SUPPLIED DATA:
──────────
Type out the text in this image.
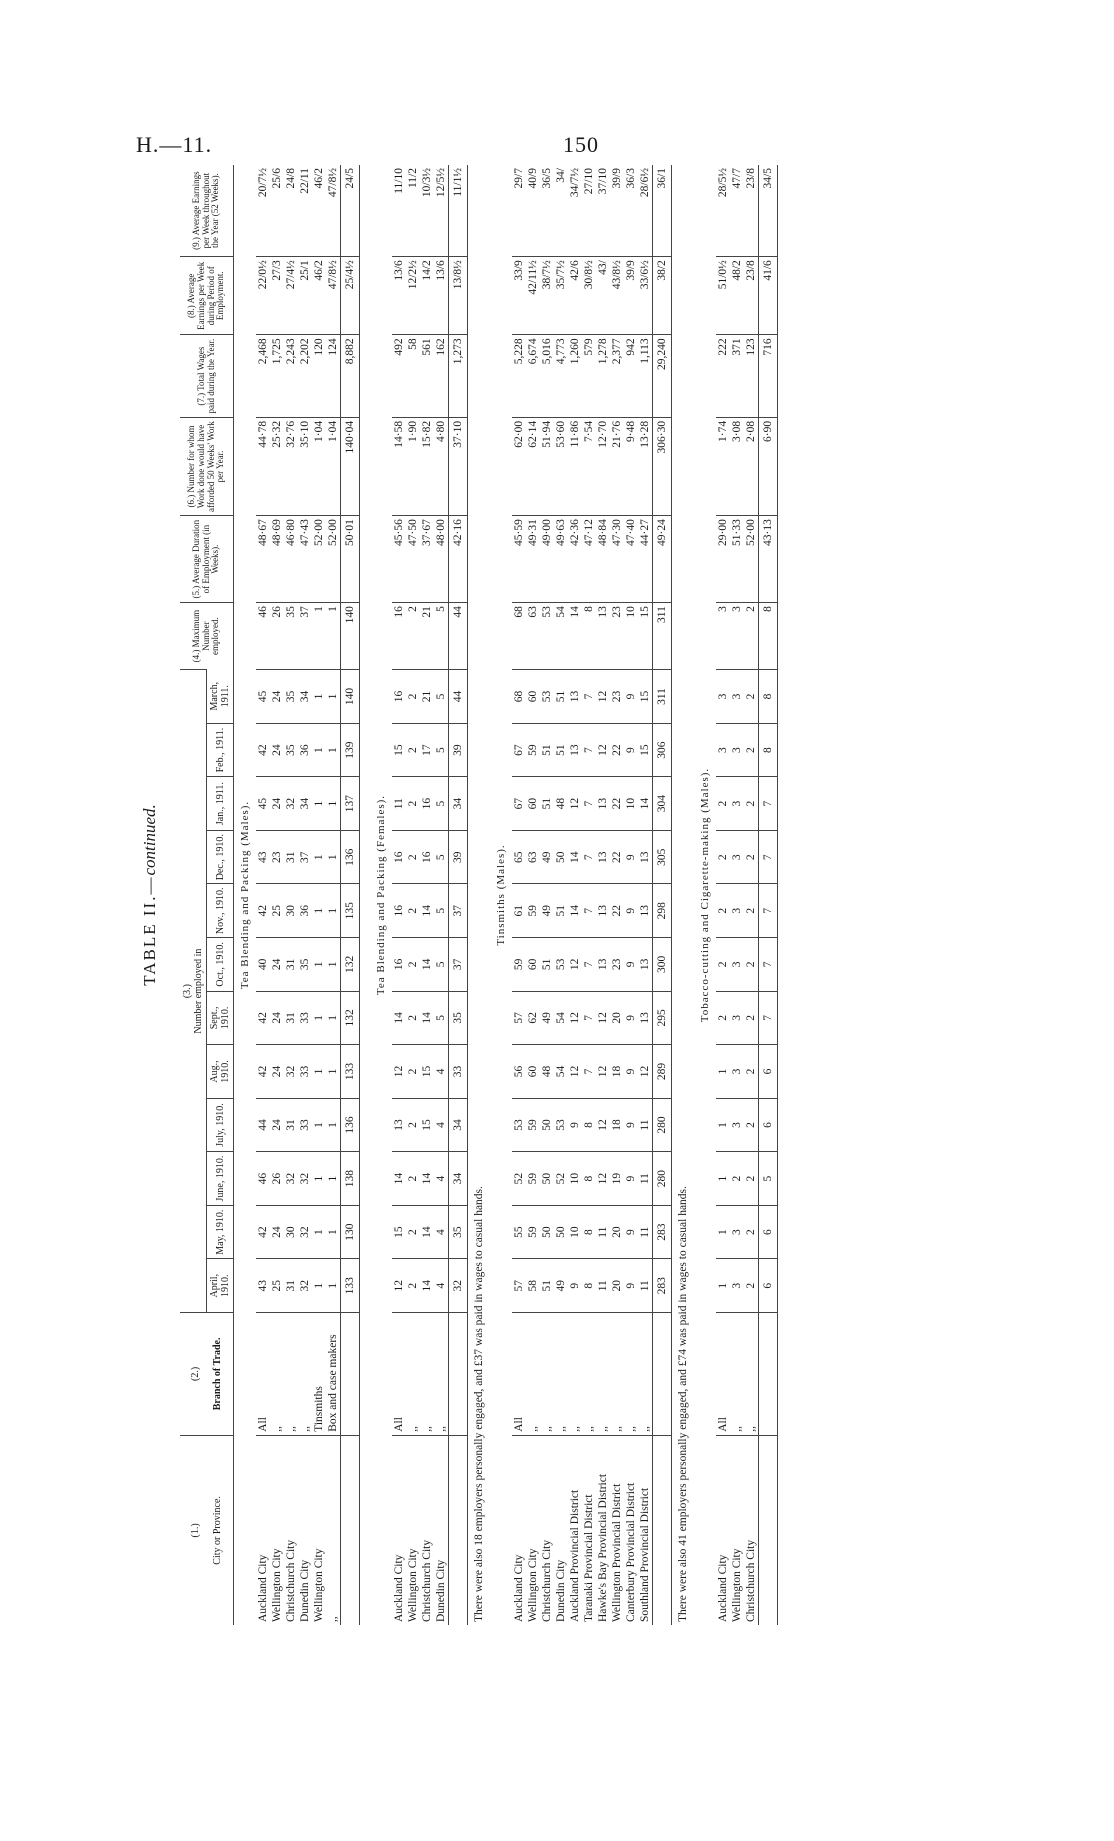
H.—11.	150
TABLE II.—continued.
(1.) City or Province.	(2.) Branch of Trade.	(3.)
Number employed in												(4.) Maximum Number employed.	(5.) Average Duration of Employment (in Weeks).	(6.) Number for whom Work done would have afforded 50 Weeks' Work per Year.	(7.) Total Wages paid during the Year.	(8.) Average Earnings per Week during Period of Employment.	(9.) Average Earnings per Week throughout the Year (52 Weeks).
		April, 1910.	May, 1910.	June, 1910.	July, 1910.	Aug., 1910.	Sept., 1910.	Oct., 1910.	Nov., 1910.	Dec., 1910.	Jan., 1911.	Feb., 1911.	March, 1911.						
Tea Blending and Packing (Males).																			
Auckland City	All	43	42	46	44	42	42	40	42	43	45	42	45	46	48·67	44·78	2,468	22/0½	20/7½
Wellington City	,,	25	24	26	24	24	24	24	25	23	24	24	24	26	48·69	25·32	1,725	27/3	25/6
Christchurch City	,,	31	30	32	31	32	31	31	30	31	32	35	35	35	46·80	32·76	2,243	27/4½	24/8
Dunedin City	,,	32	32	32	33	33	33	35	36	37	34	36	34	37	47·43	35·10	2,202	25/1	22/11
Wellington City	Tinsmiths	1	1	1	1	1	1	1	1	1	1	1	1	1	52·00	1·04	120	46/2	46/2
,,	Box and case makers	1	1	1	1	1	1	1	1	1	1	1	1	1	52·00	1·04	124	47/8½	47/8½
		133	130	138	136	133	132	132	135	136	137	139	140	140	50·01	140·04	8,882	25/4½	24/5

Tea Blending and Packing (Females).																			
Auckland City	All	12	15	14	13	12	14	16	16	16	11	15	16	16	45·56	14·58	492	13/6	11/10
Wellington City	,,	2	2	2	2	2	2	2	2	2	2	2	2	2	47·50	1·90	58	12/2½	11/2
Christchurch City	,,	14	14	14	15	15	14	14	14	16	16	17	21	21	37·67	15·82	561	14/2	10/3½
Dunedin City	,,	4	4	4	4	4	5	5	5	5	5	5	5	5	48·00	4·80	162	13/6	12/5½
		32	35	34	34	33	35	37	37	39	34	39	44	44	42·16	37·10	1,273	13/8½	11/1½
There were also 18 employers personally engaged, and £37 was paid in wages to casual hands.																			
Tinsmiths (Males).																			
Auckland City	All	57	55	52	53	56	57	59	61	65	67	67	68	68	45·59	62·00	5,228	33/9	29/7
Wellington City	,,	58	59	59	59	60	62	60	59	63	60	59	60	63	49·31	62·14	6,674	42/11½	40/9
Christchurch City	,,	51	50	50	50	48	49	51	49	49	51	51	53	53	49·00	51·94	5,016	38/7½	36/5
Dunedin City	,,	49	50	52	53	54	54	53	51	50	48	51	51	54	49·63	53·60	4,773	35/7½	34/
Auckland Provincial District	,,	9	10	10	9	12	12	12	14	14	12	13	13	14	42·36	11·86	1,260	42/6	34/7½
Taranaki Provincial District	,,	8	8	8	8	7	7	7	7	7	7	7	7	8	47·12	7·54	579	30/8½	27/10
Hawke's Bay Provincial District	,,	11	11	12	12	12	12	13	13	13	13	12	12	13	48·84	12·70	1,278	43/	37/10
Wellington Provincial District	,,	20	20	19	18	18	20	23	22	22	22	22	23	23	47·30	21·76	2,377	43/8½	39/9
Canterbury Provincial District	,,	9	9	9	9	9	9	9	9	9	10	9	9	10	47·40	9·48	942	39/9	36/3
Southland Provincial District	,,	11	11	11	11	12	13	13	13	13	14	15	15	15	44·27	13·28	1,113	33/6½	28/6½
		283	283	280	280	289	295	300	298	305	304	306	311	311	49·24	306·30	29,240	38/2	36/1
There were also 41 employers personally engaged, and £74 was paid in wages to casual hands.																			
Tobacco-cutting and Cigarette-making (Males).																			
Auckland City	All	1	1	1	1	1	2	2	2	2	2	3	3	3	29·00	1·74	222	51/0½	28/5½
Wellington City	,,	3	3	2	3	3	3	3	3	3	3	3	3	3	51·33	3·08	371	48/2	47/7
Christchurch City	,,	2	2	2	2	2	2	2	2	2	2	2	2	2	52·00	2·08	123	23/8	23/8
		6	6	5	6	6	7	7	7	7	7	8	8	8	43·13	6·90	716	41/6	34/5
──────────
EXERCISE DIRECTIONS:
The records above are to be restated exactly, without their pictures.

ANSWER TO THE PROBLEM:
Type out the text in this image.
H.—11.	150
TABLE II.—continued.
(1.) City or Province.	(2.) Branch of Trade.	(3.)
Number employed in												(4.) Maximum Number employed.	(5.) Average Duration of Employment (in Weeks).	(6.) Number for whom Work done would have afforded 50 Weeks' Work per Year.	(7.) Total Wages paid during the Year.	(8.) Average Earnings per Week during Period of Employment.	(9.) Average Earnings per Week throughout the Year (52 Weeks).
		April, 1910.	May, 1910.	June, 1910.	July, 1910.	Aug., 1910.	Sept., 1910.	Oct., 1910.	Nov., 1910.	Dec., 1910.	Jan., 1911.	Feb., 1911.	March, 1911.						
Tea Blending and Packing (Males).																			
Auckland City	All	43	42	46	44	42	42	40	42	43	45	42	45	46	48·67	44·78	2,468	22/0½	20/7½
Wellington City	,,	25	24	26	24	24	24	24	25	23	24	24	24	26	48·69	25·32	1,725	27/3	25/6
Christchurch City	,,	31	30	32	31	32	31	31	30	31	32	35	35	35	46·80	32·76	2,243	27/4½	24/8
Dunedin City	,,	32	32	32	33	33	33	35	36	37	34	36	34	37	47·43	35·10	2,202	25/1	22/11
Wellington City	Tinsmiths	1	1	1	1	1	1	1	1	1	1	1	1	1	52·00	1·04	120	46/2	46/2
,,	Box and case makers	1	1	1	1	1	1	1	1	1	1	1	1	1	52·00	1·04	124	47/8½	47/8½
		133	130	138	136	133	132	132	135	136	137	139	140	140	50·01	140·04	8,882	25/4½	24/5

Tea Blending and Packing (Females).																			
Auckland City	All	12	15	14	13	12	14	16	16	16	11	15	16	16	45·56	14·58	492	13/6	11/10
Wellington City	,,	2	2	2	2	2	2	2	2	2	2	2	2	2	47·50	1·90	58	12/2½	11/2
Christchurch City	,,	14	14	14	15	15	14	14	14	16	16	17	21	21	37·67	15·82	561	14/2	10/3½
Dunedin City	,,	4	4	4	4	4	5	5	5	5	5	5	5	5	48·00	4·80	162	13/6	12/5½
		32	35	34	34	33	35	37	37	39	34	39	44	44	42·16	37·10	1,273	13/8½	11/1½
There were also 18 employers personally engaged, and £37 was paid in wages to casual hands.																			
Tinsmiths (Males).																			
Auckland City	All	57	55	52	53	56	57	59	61	65	67	67	68	68	45·59	62·00	5,228	33/9	29/7
Wellington City	,,	58	59	59	59	60	62	60	59	63	60	59	60	63	49·31	62·14	6,674	42/11½	40/9
Christchurch City	,,	51	50	50	50	48	49	51	49	49	51	51	53	53	49·00	51·94	5,016	38/7½	36/5
Dunedin City	,,	49	50	52	53	54	54	53	51	50	48	51	51	54	49·63	53·60	4,773	35/7½	34/
Auckland Provincial District	,,	9	10	10	9	12	12	12	14	14	12	13	13	14	42·36	11·86	1,260	42/6	34/7½
Taranaki Provincial District	,,	8	8	8	8	7	7	7	7	7	7	7	7	8	47·12	7·54	579	30/8½	27/10
Hawke's Bay Provincial District	,,	11	11	12	12	12	12	13	13	13	13	12	12	13	48·84	12·70	1,278	43/	37/10
Wellington Provincial District	,,	20	20	19	18	18	20	23	22	22	22	22	23	23	47·30	21·76	2,377	43/8½	39/9
Canterbury Provincial District	,,	9	9	9	9	9	9	9	9	9	10	9	9	10	47·40	9·48	942	39/9	36/3
Southland Provincial District	,,	11	11	11	11	12	13	13	13	13	14	15	15	15	44·27	13·28	1,113	33/6½	28/6½
		283	283	280	280	289	295	300	298	305	304	306	311	311	49·24	306·30	29,240	38/2	36/1
There were also 41 employers personally engaged, and £74 was paid in wages to casual hands.																			
Tobacco-cutting and Cigarette-making (Males).																			
Auckland City	All	1	1	1	1	1	2	2	2	2	2	3	3	3	29·00	1·74	222	51/0½	28/5½
Wellington City	,,	3	3	2	3	3	3	3	3	3	3	3	3	3	51·33	3·08	371	48/2	47/7
Christchurch City	,,	2	2	2	2	2	2	2	2	2	2	2	2	2	52·00	2·08	123	23/8	23/8
		6	6	5	6	6	7	7	7	7	7	8	8	8	43·13	6·90	716	41/6	34/5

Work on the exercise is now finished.